Copy out each line below that has the word "unifasciatus" in it.

Material for this exercise:
--- --- ---

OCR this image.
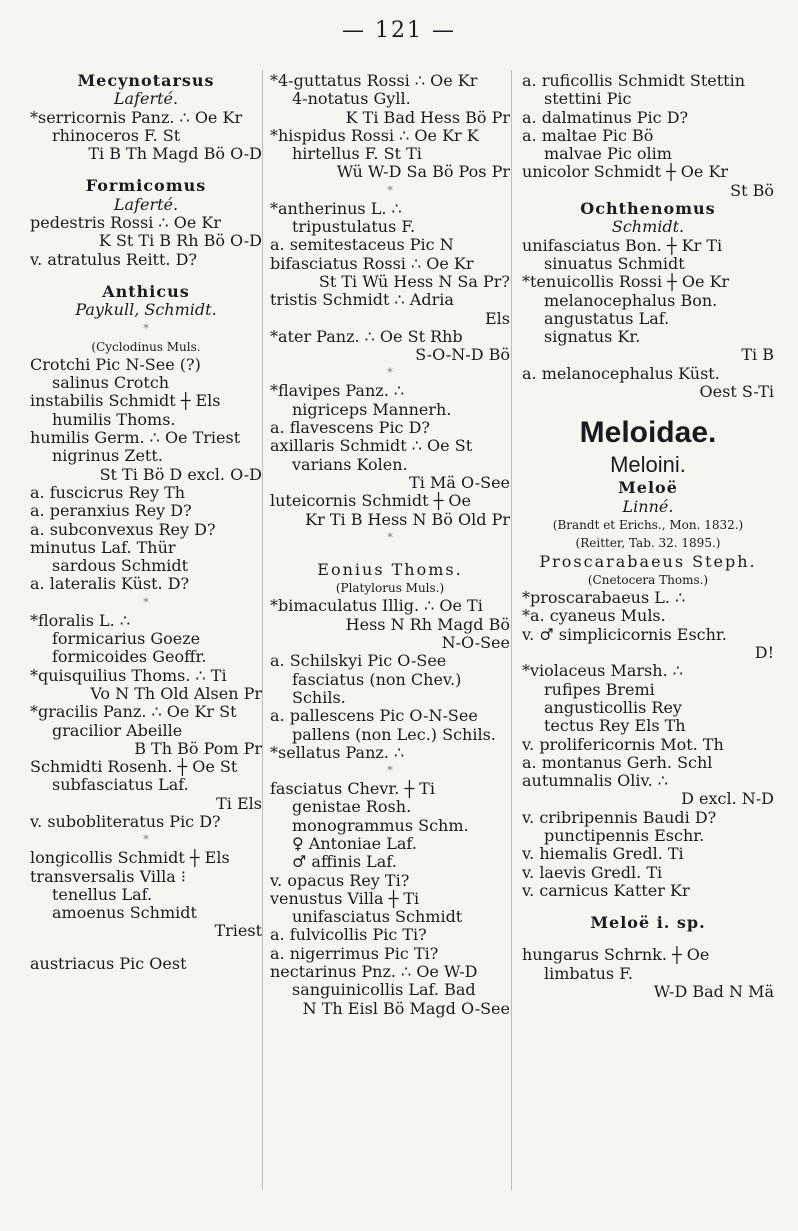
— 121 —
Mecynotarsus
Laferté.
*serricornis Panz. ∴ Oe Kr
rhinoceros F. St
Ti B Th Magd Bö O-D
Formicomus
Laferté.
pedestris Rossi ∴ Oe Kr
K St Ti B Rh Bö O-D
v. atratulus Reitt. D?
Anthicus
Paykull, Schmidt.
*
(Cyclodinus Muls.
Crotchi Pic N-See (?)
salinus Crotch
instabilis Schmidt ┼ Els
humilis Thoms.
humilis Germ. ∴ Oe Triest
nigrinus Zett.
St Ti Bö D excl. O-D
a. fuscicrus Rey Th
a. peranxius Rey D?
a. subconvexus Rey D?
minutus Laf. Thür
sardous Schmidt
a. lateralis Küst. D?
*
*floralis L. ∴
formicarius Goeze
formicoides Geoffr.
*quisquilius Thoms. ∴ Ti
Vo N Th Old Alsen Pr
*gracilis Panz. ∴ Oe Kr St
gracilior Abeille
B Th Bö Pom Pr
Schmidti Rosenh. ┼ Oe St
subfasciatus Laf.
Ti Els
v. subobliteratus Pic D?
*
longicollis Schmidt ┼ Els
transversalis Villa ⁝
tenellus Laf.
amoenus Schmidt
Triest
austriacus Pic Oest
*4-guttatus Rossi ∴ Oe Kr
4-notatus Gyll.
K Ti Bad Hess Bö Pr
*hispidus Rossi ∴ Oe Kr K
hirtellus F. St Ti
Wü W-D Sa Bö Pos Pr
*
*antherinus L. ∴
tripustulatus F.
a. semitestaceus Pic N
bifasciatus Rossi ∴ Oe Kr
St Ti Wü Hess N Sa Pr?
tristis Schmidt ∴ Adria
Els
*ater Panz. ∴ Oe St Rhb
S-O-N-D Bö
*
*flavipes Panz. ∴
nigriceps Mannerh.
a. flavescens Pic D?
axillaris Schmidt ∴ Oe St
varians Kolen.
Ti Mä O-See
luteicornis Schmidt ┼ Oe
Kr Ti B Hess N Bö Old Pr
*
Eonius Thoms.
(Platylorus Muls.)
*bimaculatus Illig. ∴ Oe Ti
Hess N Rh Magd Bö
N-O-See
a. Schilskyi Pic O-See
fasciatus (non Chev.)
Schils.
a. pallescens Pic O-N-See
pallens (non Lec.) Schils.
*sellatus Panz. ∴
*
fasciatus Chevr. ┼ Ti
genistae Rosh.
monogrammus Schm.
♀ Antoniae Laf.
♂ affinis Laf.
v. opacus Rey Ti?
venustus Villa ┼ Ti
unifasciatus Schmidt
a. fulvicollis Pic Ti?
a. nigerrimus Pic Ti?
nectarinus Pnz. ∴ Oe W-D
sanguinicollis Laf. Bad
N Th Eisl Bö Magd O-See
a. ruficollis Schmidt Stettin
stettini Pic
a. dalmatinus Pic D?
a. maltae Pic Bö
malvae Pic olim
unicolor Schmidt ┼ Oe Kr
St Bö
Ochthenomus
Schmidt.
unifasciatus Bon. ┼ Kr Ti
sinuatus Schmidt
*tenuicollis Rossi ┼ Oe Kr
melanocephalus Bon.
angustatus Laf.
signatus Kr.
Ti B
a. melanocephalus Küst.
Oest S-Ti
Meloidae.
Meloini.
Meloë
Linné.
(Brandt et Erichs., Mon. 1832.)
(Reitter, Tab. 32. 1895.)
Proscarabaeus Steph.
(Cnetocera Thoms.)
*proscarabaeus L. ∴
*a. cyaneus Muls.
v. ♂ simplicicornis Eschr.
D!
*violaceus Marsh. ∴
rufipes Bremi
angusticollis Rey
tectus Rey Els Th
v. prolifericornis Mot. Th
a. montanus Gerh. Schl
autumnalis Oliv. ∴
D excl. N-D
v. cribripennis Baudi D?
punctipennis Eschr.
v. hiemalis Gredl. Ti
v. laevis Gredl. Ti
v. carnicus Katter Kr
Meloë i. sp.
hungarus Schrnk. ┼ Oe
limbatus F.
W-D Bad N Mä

--- --- ---

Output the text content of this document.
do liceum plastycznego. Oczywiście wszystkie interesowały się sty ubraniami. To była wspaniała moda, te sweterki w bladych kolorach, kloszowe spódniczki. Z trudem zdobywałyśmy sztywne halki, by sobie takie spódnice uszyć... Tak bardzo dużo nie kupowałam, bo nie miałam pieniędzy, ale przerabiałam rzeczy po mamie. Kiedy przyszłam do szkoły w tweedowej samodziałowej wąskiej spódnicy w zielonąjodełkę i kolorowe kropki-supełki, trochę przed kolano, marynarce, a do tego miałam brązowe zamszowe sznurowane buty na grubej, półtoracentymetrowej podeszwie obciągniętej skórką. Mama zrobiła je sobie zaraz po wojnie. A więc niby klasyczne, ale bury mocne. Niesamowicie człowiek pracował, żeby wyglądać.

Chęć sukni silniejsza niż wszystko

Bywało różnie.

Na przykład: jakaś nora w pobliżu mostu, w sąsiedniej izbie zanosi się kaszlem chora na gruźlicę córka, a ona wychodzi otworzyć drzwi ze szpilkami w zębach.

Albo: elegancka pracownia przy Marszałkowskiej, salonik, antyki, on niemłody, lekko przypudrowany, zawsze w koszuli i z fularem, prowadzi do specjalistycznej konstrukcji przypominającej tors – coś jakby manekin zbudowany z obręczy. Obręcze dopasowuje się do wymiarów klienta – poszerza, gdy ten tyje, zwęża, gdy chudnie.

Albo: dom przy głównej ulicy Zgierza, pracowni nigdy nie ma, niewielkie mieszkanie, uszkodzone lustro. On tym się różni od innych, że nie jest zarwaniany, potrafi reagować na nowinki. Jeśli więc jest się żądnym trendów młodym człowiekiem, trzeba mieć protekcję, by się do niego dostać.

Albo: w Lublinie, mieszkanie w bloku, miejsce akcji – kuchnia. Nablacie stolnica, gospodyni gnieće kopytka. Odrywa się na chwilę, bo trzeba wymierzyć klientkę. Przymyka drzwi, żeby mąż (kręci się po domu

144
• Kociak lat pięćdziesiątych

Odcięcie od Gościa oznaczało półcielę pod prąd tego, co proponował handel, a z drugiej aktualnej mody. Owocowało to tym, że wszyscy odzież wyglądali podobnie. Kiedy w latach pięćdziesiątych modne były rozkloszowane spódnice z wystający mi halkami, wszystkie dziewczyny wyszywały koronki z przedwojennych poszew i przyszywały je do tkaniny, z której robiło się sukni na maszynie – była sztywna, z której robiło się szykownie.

--- --- ---

The answer:
unifasciatus Schmidt
unifasciatus Bon. ┼ Kr Ti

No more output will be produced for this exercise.